Exercise aim:
Reproduce verbatim the lines beginning with the one containing "Patent image size: (605, 735)." and continuing through the one containing "The elastic sealing part 66 is at (248, 197).".
# Data provided start
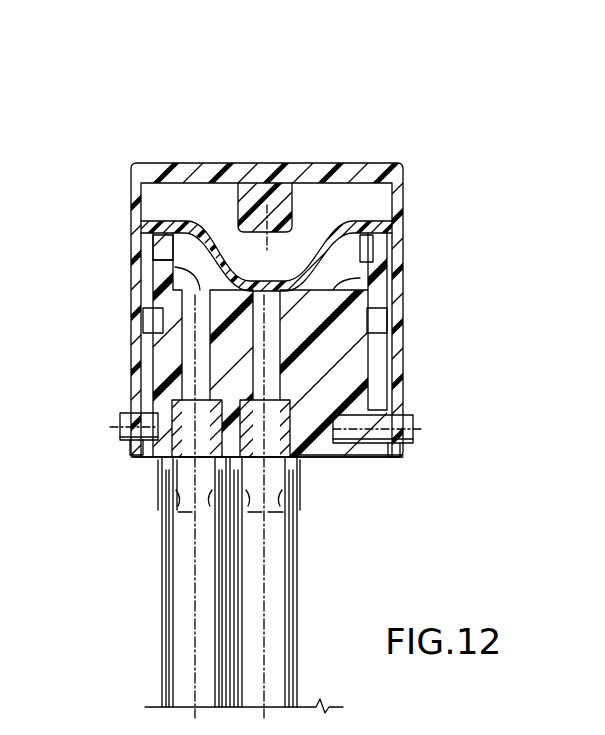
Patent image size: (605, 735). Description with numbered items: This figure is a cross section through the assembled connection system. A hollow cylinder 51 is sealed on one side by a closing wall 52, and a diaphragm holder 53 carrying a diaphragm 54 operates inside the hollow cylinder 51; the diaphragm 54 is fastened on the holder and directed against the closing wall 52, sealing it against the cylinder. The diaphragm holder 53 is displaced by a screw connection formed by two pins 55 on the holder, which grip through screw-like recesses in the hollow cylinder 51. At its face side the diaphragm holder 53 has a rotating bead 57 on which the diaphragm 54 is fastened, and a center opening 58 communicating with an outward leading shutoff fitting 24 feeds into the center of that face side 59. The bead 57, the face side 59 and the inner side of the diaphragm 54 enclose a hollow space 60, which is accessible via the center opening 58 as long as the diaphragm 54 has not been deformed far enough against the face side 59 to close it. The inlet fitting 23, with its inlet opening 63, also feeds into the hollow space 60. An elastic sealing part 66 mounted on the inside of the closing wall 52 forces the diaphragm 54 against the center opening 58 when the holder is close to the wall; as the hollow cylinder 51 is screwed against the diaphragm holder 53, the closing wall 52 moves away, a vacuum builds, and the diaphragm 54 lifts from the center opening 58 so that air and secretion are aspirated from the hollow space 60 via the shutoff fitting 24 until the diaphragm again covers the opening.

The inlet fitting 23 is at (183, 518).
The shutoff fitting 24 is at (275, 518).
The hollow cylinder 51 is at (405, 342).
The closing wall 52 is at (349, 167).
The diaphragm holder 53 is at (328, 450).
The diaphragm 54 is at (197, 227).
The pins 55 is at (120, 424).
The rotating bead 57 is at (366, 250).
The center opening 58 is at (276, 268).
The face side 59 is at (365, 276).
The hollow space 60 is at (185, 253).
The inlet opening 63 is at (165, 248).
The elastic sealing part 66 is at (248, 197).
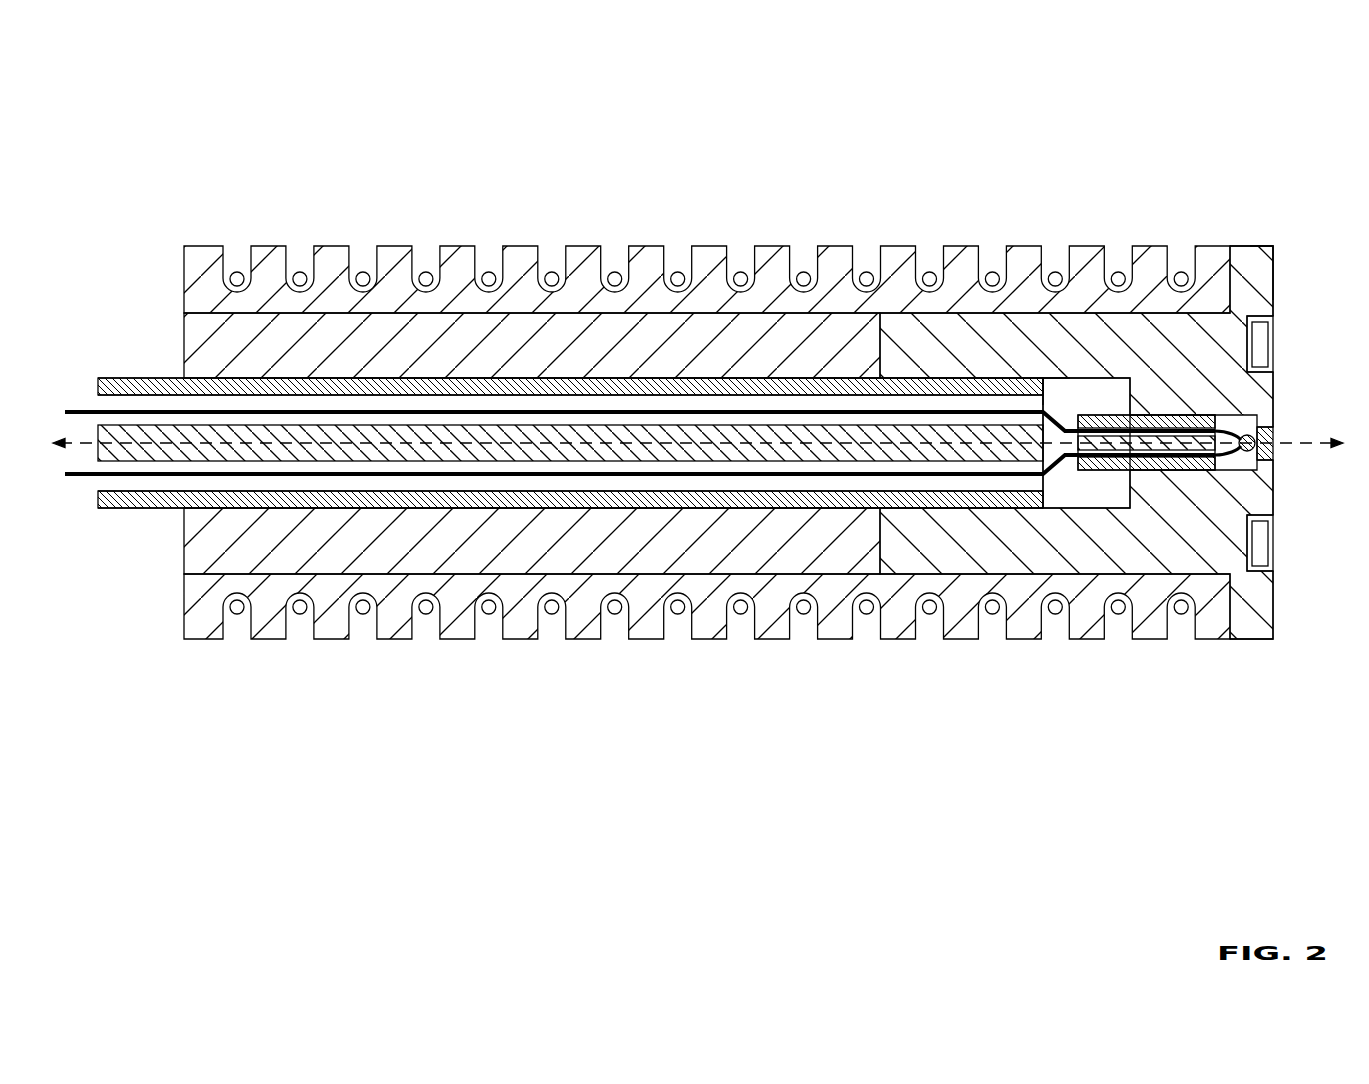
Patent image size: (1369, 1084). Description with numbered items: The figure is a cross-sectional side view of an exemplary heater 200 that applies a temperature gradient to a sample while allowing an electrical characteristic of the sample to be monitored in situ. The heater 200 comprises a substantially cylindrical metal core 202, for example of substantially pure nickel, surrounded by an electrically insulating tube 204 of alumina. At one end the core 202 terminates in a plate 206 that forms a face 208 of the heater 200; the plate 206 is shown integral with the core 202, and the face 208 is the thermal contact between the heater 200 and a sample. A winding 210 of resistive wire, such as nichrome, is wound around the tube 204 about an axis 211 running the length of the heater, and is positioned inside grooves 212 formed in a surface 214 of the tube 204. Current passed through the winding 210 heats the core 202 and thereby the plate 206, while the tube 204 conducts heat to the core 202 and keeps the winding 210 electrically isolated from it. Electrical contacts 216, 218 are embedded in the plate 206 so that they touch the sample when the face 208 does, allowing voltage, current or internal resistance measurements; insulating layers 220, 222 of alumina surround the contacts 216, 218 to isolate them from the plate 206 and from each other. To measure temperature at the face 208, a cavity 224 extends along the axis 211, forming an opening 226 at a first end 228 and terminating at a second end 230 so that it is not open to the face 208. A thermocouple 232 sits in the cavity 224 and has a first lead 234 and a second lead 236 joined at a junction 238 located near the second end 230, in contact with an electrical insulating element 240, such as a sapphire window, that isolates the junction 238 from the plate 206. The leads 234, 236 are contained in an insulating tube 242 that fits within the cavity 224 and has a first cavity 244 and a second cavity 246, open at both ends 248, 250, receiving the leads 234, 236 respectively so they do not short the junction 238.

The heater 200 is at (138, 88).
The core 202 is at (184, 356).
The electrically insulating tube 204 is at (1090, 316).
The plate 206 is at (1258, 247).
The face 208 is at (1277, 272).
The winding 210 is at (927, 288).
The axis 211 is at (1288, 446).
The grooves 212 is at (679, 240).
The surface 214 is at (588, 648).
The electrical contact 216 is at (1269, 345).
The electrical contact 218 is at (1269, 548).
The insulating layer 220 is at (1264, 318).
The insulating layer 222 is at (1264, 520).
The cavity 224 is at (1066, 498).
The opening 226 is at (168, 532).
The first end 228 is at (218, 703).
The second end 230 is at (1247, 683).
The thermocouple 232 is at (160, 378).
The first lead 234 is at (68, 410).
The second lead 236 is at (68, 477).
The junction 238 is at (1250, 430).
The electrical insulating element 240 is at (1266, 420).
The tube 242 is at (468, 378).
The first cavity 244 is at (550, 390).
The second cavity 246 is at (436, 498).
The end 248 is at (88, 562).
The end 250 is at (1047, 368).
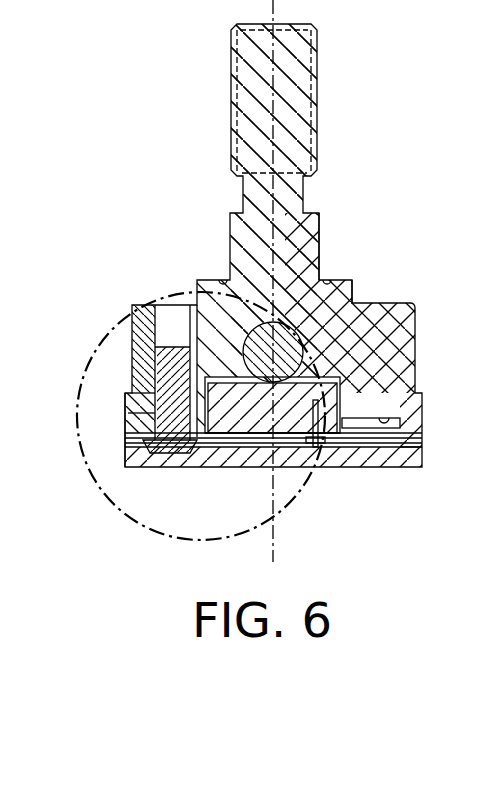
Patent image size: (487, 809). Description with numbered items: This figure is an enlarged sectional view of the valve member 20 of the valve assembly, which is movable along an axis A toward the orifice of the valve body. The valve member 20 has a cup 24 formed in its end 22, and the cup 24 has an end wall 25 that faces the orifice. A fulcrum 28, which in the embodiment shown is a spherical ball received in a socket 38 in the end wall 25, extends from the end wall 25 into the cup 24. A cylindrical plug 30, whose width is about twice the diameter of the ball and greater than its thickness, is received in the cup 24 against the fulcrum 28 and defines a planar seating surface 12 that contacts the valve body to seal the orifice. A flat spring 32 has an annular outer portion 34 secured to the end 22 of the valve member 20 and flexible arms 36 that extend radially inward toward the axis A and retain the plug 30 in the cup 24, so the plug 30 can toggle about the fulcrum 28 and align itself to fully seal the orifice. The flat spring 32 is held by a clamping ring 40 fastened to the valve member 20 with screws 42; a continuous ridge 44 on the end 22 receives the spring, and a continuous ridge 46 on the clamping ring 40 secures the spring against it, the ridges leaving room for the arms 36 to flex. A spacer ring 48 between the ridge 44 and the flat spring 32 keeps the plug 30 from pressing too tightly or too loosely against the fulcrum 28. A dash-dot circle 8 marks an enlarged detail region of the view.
# Data provided end
# Data provided start
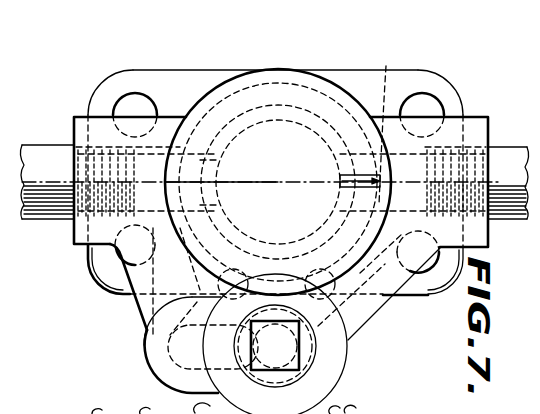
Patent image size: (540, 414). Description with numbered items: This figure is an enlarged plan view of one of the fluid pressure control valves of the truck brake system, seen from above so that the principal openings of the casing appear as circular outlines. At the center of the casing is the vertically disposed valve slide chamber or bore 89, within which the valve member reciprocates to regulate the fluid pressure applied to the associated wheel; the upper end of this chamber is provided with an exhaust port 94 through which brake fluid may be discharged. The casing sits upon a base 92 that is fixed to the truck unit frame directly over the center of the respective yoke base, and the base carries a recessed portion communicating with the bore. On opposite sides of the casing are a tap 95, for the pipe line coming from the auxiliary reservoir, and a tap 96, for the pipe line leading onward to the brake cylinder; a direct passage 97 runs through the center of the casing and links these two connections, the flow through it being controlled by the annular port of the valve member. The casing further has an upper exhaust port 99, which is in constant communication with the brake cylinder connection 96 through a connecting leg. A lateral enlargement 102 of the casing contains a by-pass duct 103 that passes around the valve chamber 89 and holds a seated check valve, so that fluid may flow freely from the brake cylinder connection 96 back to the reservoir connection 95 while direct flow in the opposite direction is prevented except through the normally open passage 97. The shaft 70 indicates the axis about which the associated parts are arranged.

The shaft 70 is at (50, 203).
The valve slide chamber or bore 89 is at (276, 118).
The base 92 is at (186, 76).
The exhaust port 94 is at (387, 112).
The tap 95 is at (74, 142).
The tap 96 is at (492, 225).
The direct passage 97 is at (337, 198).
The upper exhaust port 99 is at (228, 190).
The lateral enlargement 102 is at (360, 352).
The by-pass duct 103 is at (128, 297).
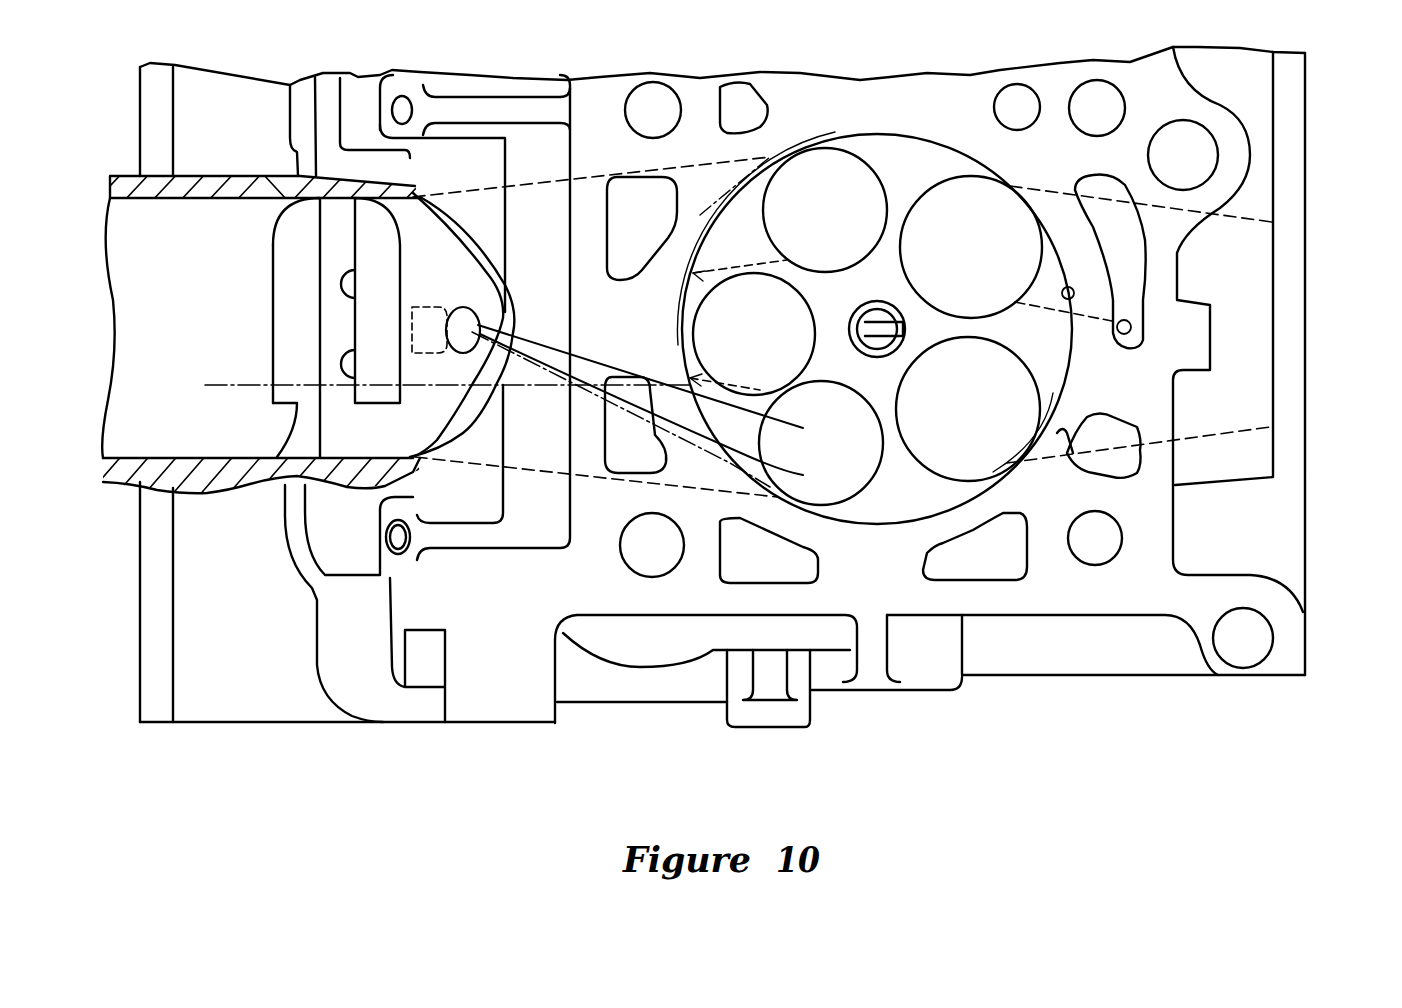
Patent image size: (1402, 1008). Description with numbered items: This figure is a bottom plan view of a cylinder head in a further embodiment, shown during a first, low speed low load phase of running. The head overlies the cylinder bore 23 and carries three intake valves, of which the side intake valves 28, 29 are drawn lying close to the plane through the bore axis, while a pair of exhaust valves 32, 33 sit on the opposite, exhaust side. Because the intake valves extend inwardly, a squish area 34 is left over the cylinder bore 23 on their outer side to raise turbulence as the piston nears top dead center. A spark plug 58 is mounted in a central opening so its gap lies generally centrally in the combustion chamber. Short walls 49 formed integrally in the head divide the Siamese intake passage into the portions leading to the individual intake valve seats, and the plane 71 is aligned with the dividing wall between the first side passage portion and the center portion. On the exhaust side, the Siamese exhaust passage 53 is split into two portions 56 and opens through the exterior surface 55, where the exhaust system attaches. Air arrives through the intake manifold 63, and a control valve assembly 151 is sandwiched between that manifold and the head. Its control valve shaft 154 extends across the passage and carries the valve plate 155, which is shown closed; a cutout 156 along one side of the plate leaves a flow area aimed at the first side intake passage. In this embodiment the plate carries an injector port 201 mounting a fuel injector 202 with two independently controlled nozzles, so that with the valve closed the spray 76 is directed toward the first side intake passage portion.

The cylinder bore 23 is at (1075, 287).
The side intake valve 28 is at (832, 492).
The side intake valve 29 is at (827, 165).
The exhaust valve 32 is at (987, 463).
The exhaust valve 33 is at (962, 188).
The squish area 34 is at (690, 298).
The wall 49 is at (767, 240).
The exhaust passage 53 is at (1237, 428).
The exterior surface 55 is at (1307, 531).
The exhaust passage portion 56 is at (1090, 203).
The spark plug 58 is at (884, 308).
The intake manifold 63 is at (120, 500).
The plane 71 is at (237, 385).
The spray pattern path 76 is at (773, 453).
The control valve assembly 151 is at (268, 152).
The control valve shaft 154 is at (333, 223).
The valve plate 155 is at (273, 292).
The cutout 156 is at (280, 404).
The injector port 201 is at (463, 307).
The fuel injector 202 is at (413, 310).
# Data provided end
Result below:
Patent image size: (605, 735). Description with numbered items: This figure is a cross section through the assembled connection system. A hollow cylinder 51 is sealed on one side by a closing wall 52, and a diaphragm holder 53 carrying a diaphragm 54 operates inside the hollow cylinder 51; the diaphragm 54 is fastened on the holder and directed against the closing wall 52, sealing it against the cylinder. The diaphragm holder 53 is displaced by a screw connection formed by two pins 55 on the holder, which grip through screw-like recesses in the hollow cylinder 51. At its face side the diaphragm holder 53 has a rotating bead 57 on which the diaphragm 54 is fastened, and a center opening 58 communicating with an outward leading shutoff fitting 24 feeds into the center of that face side 59. The bead 57, the face side 59 and the inner side of the diaphragm 54 enclose a hollow space 60, which is accessible via the center opening 58 as long as the diaphragm 54 has not been deformed far enough against the face side 59 to close it. The inlet fitting 23, with its inlet opening 63, also feeds into the hollow space 60. An elastic sealing part 66 mounted on the inside of the closing wall 52 forces the diaphragm 54 against the center opening 58 when the holder is close to the wall; as the hollow cylinder 51 is screwed against the diaphragm holder 53, the closing wall 52 moves away, a vacuum builds, and the diaphragm 54 lifts from the center opening 58 so that air and secretion are aspirated from the hollow space 60 via the shutoff fitting 24 until the diaphragm again covers the opening.

The inlet fitting 23 is at (183, 518).
The shutoff fitting 24 is at (275, 518).
The hollow cylinder 51 is at (405, 342).
The closing wall 52 is at (349, 167).
The diaphragm holder 53 is at (328, 450).
The diaphragm 54 is at (197, 227).
The pins 55 is at (120, 424).
The rotating bead 57 is at (366, 250).
The center opening 58 is at (276, 268).
The face side 59 is at (365, 276).
The hollow space 60 is at (185, 253).
The inlet opening 63 is at (165, 248).
The elastic sealing part 66 is at (248, 197).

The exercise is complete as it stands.